(To be done) Select every line below containing the word "Коваленя".

....

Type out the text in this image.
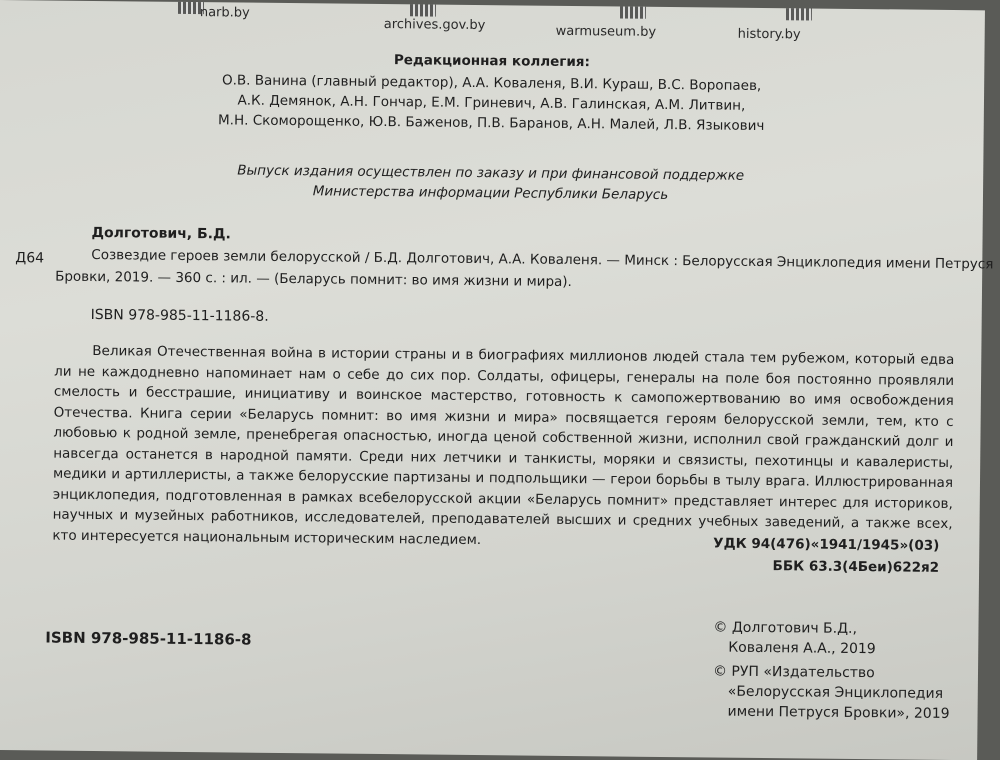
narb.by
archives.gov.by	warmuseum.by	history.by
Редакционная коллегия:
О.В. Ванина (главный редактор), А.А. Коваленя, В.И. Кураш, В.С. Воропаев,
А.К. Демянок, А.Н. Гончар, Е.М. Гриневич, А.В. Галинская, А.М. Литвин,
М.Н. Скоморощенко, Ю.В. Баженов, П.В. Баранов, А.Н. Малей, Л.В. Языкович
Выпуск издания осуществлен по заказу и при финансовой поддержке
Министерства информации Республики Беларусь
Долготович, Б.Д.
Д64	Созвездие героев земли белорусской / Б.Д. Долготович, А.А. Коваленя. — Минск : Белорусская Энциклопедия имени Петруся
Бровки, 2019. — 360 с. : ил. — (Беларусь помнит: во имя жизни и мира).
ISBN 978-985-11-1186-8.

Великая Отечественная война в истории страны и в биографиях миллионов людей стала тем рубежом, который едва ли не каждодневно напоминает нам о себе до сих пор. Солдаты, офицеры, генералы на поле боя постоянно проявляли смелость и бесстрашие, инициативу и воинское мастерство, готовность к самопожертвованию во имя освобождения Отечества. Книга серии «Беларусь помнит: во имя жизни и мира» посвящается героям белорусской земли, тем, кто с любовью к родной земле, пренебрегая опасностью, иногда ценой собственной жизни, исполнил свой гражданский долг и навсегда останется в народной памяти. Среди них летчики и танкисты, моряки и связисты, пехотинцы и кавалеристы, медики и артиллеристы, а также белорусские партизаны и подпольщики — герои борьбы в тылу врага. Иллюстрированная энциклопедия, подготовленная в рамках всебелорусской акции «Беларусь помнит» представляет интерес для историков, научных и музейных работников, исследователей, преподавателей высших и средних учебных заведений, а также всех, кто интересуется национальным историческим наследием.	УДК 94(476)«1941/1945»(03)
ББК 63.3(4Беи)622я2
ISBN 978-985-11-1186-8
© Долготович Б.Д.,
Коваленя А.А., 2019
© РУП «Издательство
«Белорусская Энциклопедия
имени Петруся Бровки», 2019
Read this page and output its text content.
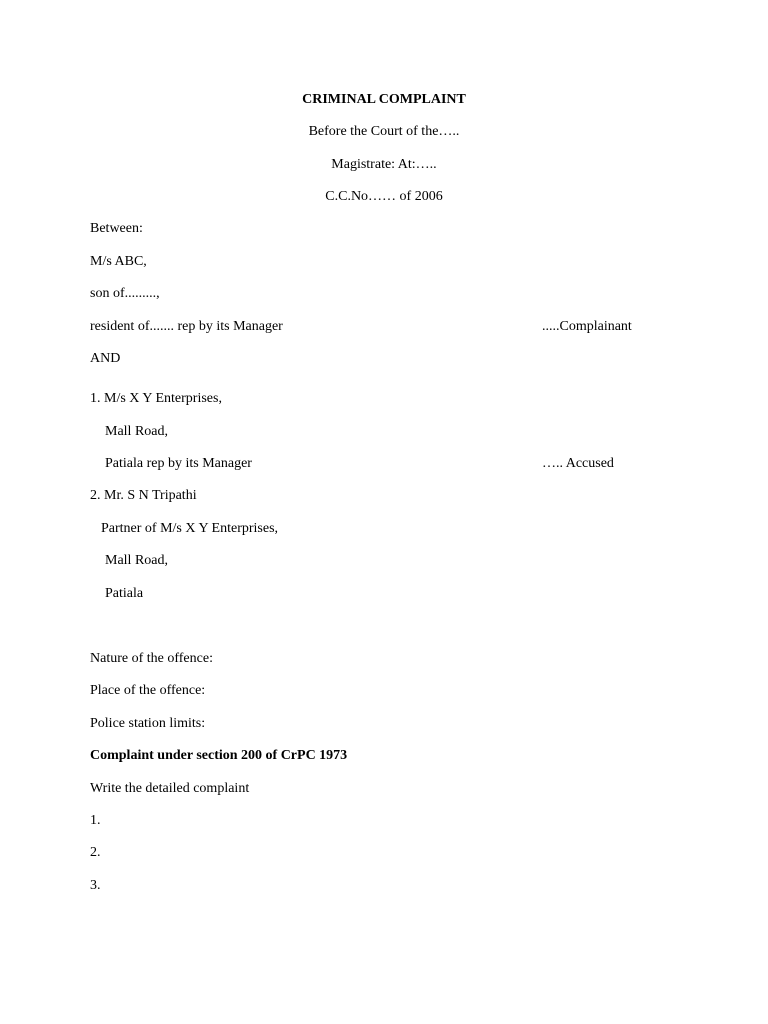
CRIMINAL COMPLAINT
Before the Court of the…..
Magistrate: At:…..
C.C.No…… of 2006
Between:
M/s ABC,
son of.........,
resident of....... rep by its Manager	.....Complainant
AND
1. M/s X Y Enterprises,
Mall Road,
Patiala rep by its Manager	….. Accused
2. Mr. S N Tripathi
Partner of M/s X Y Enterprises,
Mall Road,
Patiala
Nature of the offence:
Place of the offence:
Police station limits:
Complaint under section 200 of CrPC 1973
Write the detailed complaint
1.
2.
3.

....

(Reply)
О.В. Ванина (главный редактор), А.А. Коваленя, В.И. Кураш, В.С. Воропаев,
Д64	Созвездие героев земли белорусской / Б.Д. Долготович, А.А. Коваленя. — Минск : Белорусская Энциклопедия имени Петруся
Коваленя А.А., 2019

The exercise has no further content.